START RECORDS PROVIDED

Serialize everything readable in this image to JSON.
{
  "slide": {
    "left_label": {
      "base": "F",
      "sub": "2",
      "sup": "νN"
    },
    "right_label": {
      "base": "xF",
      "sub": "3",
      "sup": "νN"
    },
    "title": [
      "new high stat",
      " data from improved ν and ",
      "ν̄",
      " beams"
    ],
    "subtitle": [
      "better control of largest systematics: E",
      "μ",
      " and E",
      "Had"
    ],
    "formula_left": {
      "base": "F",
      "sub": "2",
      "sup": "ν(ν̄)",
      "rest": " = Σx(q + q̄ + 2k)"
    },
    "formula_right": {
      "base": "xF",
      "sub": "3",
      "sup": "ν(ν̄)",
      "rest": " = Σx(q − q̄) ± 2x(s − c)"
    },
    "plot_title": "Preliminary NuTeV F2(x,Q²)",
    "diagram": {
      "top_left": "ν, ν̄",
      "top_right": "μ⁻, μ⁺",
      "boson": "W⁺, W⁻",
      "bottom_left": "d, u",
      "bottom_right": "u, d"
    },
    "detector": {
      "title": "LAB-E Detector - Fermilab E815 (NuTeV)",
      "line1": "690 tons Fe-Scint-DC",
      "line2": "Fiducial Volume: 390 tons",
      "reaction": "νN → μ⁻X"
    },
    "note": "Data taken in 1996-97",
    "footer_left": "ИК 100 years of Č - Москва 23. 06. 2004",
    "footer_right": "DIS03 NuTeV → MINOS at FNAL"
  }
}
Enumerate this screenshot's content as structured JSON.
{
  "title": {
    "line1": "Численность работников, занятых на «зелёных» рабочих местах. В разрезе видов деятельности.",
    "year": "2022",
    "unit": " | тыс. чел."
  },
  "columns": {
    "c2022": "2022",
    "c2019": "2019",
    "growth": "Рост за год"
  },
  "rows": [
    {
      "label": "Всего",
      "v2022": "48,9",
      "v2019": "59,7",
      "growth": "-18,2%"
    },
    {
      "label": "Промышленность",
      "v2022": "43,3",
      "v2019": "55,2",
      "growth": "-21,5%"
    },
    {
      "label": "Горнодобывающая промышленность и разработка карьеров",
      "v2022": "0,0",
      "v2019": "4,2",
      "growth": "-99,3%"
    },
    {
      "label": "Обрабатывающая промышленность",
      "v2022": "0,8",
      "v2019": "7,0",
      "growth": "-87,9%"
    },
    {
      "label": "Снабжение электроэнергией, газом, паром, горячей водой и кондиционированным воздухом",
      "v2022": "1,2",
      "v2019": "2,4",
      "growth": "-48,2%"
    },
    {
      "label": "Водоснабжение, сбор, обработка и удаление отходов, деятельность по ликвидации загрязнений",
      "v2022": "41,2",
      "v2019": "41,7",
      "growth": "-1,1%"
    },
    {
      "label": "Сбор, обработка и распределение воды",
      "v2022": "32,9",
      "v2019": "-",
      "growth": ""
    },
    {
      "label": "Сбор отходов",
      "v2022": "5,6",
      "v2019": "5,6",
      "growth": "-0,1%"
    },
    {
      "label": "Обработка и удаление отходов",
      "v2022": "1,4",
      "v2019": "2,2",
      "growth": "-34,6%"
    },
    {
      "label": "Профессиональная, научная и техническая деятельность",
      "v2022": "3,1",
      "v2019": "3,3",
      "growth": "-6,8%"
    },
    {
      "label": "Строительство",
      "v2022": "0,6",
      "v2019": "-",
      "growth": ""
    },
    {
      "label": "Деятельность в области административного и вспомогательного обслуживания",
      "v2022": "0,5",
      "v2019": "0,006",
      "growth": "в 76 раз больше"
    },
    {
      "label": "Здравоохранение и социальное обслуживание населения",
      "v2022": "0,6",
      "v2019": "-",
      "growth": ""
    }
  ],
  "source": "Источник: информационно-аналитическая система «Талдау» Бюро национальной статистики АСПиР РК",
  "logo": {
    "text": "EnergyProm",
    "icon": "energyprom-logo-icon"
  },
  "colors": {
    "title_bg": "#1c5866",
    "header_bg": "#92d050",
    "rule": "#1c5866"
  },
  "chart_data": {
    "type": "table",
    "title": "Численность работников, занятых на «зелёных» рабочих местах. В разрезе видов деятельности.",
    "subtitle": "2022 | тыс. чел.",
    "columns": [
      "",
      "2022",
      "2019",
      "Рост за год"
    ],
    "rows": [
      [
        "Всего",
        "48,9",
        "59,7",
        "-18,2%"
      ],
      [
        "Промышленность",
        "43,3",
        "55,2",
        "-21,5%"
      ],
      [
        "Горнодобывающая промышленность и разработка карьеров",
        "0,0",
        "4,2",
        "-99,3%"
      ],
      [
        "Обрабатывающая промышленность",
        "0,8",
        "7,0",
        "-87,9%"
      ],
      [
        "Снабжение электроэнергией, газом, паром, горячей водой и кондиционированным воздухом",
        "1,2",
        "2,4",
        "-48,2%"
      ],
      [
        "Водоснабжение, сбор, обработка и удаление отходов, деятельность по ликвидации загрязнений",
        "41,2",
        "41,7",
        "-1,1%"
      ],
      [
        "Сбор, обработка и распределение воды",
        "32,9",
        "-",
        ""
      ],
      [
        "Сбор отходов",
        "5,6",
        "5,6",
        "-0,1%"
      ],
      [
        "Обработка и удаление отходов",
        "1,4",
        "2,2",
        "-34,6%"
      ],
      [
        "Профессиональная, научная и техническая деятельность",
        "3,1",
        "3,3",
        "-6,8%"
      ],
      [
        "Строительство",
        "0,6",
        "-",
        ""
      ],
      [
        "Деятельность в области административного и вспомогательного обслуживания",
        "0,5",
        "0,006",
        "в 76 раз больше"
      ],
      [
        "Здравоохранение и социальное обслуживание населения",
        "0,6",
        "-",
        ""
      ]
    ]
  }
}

END RECORDS PROVIDED

### TASK OBJECTIVE:
Output the data above exactly, please, line for line.

### RIGHT ANSWER:
Serialize everything readable in this image to JSON.
{
  "slide": {
    "left_label": {
      "base": "F",
      "sub": "2",
      "sup": "νN"
    },
    "right_label": {
      "base": "xF",
      "sub": "3",
      "sup": "νN"
    },
    "title": [
      "new high stat",
      " data from improved ν and ",
      "ν̄",
      " beams"
    ],
    "subtitle": [
      "better control of largest systematics: E",
      "μ",
      " and E",
      "Had"
    ],
    "formula_left": {
      "base": "F",
      "sub": "2",
      "sup": "ν(ν̄)",
      "rest": " = Σx(q + q̄ + 2k)"
    },
    "formula_right": {
      "base": "xF",
      "sub": "3",
      "sup": "ν(ν̄)",
      "rest": " = Σx(q − q̄) ± 2x(s − c)"
    },
    "plot_title": "Preliminary NuTeV F2(x,Q²)",
    "diagram": {
      "top_left": "ν, ν̄",
      "top_right": "μ⁻, μ⁺",
      "boson": "W⁺, W⁻",
      "bottom_left": "d, u",
      "bottom_right": "u, d"
    },
    "detector": {
      "title": "LAB-E Detector - Fermilab E815 (NuTeV)",
      "line1": "690 tons Fe-Scint-DC",
      "line2": "Fiducial Volume: 390 tons",
      "reaction": "νN → μ⁻X"
    },
    "note": "Data taken in 1996-97",
    "footer_left": "ИК 100 years of Č - Москва 23. 06. 2004",
    "footer_right": "DIS03 NuTeV → MINOS at FNAL"
  }
}
Enumerate this screenshot's content as structured JSON.
{
  "title": {
    "line1": "Численность работников, занятых на «зелёных» рабочих местах. В разрезе видов деятельности.",
    "year": "2022",
    "unit": " | тыс. чел."
  },
  "columns": {
    "c2022": "2022",
    "c2019": "2019",
    "growth": "Рост за год"
  },
  "rows": [
    {
      "label": "Всего",
      "v2022": "48,9",
      "v2019": "59,7",
      "growth": "-18,2%"
    },
    {
      "label": "Промышленность",
      "v2022": "43,3",
      "v2019": "55,2",
      "growth": "-21,5%"
    },
    {
      "label": "Горнодобывающая промышленность и разработка карьеров",
      "v2022": "0,0",
      "v2019": "4,2",
      "growth": "-99,3%"
    },
    {
      "label": "Обрабатывающая промышленность",
      "v2022": "0,8",
      "v2019": "7,0",
      "growth": "-87,9%"
    },
    {
      "label": "Снабжение электроэнергией, газом, паром, горячей водой и кондиционированным воздухом",
      "v2022": "1,2",
      "v2019": "2,4",
      "growth": "-48,2%"
    },
    {
      "label": "Водоснабжение, сбор, обработка и удаление отходов, деятельность по ликвидации загрязнений",
      "v2022": "41,2",
      "v2019": "41,7",
      "growth": "-1,1%"
    },
    {
      "label": "Сбор, обработка и распределение воды",
      "v2022": "32,9",
      "v2019": "-",
      "growth": ""
    },
    {
      "label": "Сбор отходов",
      "v2022": "5,6",
      "v2019": "5,6",
      "growth": "-0,1%"
    },
    {
      "label": "Обработка и удаление отходов",
      "v2022": "1,4",
      "v2019": "2,2",
      "growth": "-34,6%"
    },
    {
      "label": "Профессиональная, научная и техническая деятельность",
      "v2022": "3,1",
      "v2019": "3,3",
      "growth": "-6,8%"
    },
    {
      "label": "Строительство",
      "v2022": "0,6",
      "v2019": "-",
      "growth": ""
    },
    {
      "label": "Деятельность в области административного и вспомогательного обслуживания",
      "v2022": "0,5",
      "v2019": "0,006",
      "growth": "в 76 раз больше"
    },
    {
      "label": "Здравоохранение и социальное обслуживание населения",
      "v2022": "0,6",
      "v2019": "-",
      "growth": ""
    }
  ],
  "source": "Источник: информационно-аналитическая система «Талдау» Бюро национальной статистики АСПиР РК",
  "logo": {
    "text": "EnergyProm",
    "icon": "energyprom-logo-icon"
  },
  "colors": {
    "title_bg": "#1c5866",
    "header_bg": "#92d050",
    "rule": "#1c5866"
  },
  "chart_data": {
    "type": "table",
    "title": "Численность работников, занятых на «зелёных» рабочих местах. В разрезе видов деятельности.",
    "subtitle": "2022 | тыс. чел.",
    "columns": [
      "",
      "2022",
      "2019",
      "Рост за год"
    ],
    "rows": [
      [
        "Всего",
        "48,9",
        "59,7",
        "-18,2%"
      ],
      [
        "Промышленность",
        "43,3",
        "55,2",
        "-21,5%"
      ],
      [
        "Горнодобывающая промышленность и разработка карьеров",
        "0,0",
        "4,2",
        "-99,3%"
      ],
      [
        "Обрабатывающая промышленность",
        "0,8",
        "7,0",
        "-87,9%"
      ],
      [
        "Снабжение электроэнергией, газом, паром, горячей водой и кондиционированным воздухом",
        "1,2",
        "2,4",
        "-48,2%"
      ],
      [
        "Водоснабжение, сбор, обработка и удаление отходов, деятельность по ликвидации загрязнений",
        "41,2",
        "41,7",
        "-1,1%"
      ],
      [
        "Сбор, обработка и распределение воды",
        "32,9",
        "-",
        ""
      ],
      [
        "Сбор отходов",
        "5,6",
        "5,6",
        "-0,1%"
      ],
      [
        "Обработка и удаление отходов",
        "1,4",
        "2,2",
        "-34,6%"
      ],
      [
        "Профессиональная, научная и техническая деятельность",
        "3,1",
        "3,3",
        "-6,8%"
      ],
      [
        "Строительство",
        "0,6",
        "-",
        ""
      ],
      [
        "Деятельность в области административного и вспомогательного обслуживания",
        "0,5",
        "0,006",
        "в 76 раз больше"
      ],
      [
        "Здравоохранение и социальное обслуживание населения",
        "0,6",
        "-",
        ""
      ]
    ]
  }
}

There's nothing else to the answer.